[start of Data to process]
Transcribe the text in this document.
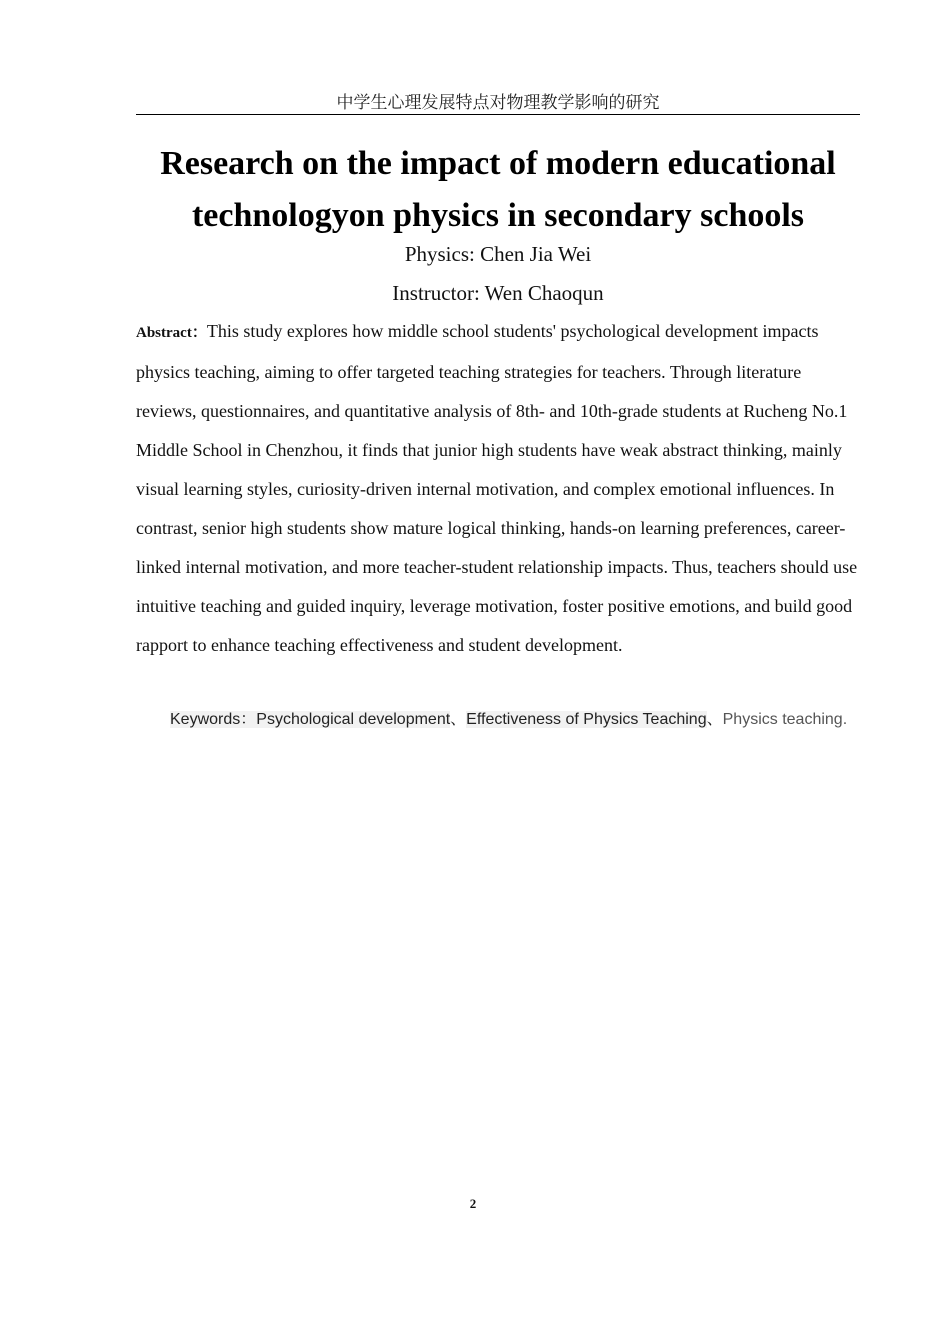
中学生心理发展特点对物理教学影响的研究
Research on the impact of modern educational
technologyon physics in secondary schools
Physics: Chen Jia Wei
Instructor: Wen Chaoqun

Abstract：This study explores how middle school students' psychological development impacts physics teaching, aiming to offer targeted teaching strategies for teachers. Through literature reviews, questionnaires, and quantitative analysis of 8th- and 10th-grade students at Rucheng No.1 Middle School in Chenzhou, it finds that junior high students have weak abstract thinking, mainly visual learning styles, curiosity-driven internal motivation, and complex emotional influences. In contrast, senior high students show mature logical thinking, hands-on learning preferences, career-linked internal motivation, and more teacher-student relationship impacts. Thus, teachers should use intuitive teaching and guided inquiry, leverage motivation, foster positive emotions, and build good rapport to enhance teaching effectiveness and student development.

Keywords：Psychological development、Effectiveness of Physics Teaching、Physics teaching.

2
[end of Data to process]
Short exercise ▸
Would you return the data exactly as written, without the pictures?

Answer to this task ▸
Transcribe the text in this document.
中学生心理发展特点对物理教学影响的研究
Research on the impact of modern educational
technologyon physics in secondary schools
Physics: Chen Jia Wei
Instructor: Wen Chaoqun

Abstract：This study explores how middle school students' psychological development impacts physics teaching, aiming to offer targeted teaching strategies for teachers. Through literature reviews, questionnaires, and quantitative analysis of 8th- and 10th-grade students at Rucheng No.1 Middle School in Chenzhou, it finds that junior high students have weak abstract thinking, mainly visual learning styles, curiosity-driven internal motivation, and complex emotional influences. In contrast, senior high students show mature logical thinking, hands-on learning preferences, career-linked internal motivation, and more teacher-student relationship impacts. Thus, teachers should use intuitive teaching and guided inquiry, leverage motivation, foster positive emotions, and build good rapport to enhance teaching effectiveness and student development.

Keywords：Psychological development、Effectiveness of Physics Teaching、Physics teaching.

2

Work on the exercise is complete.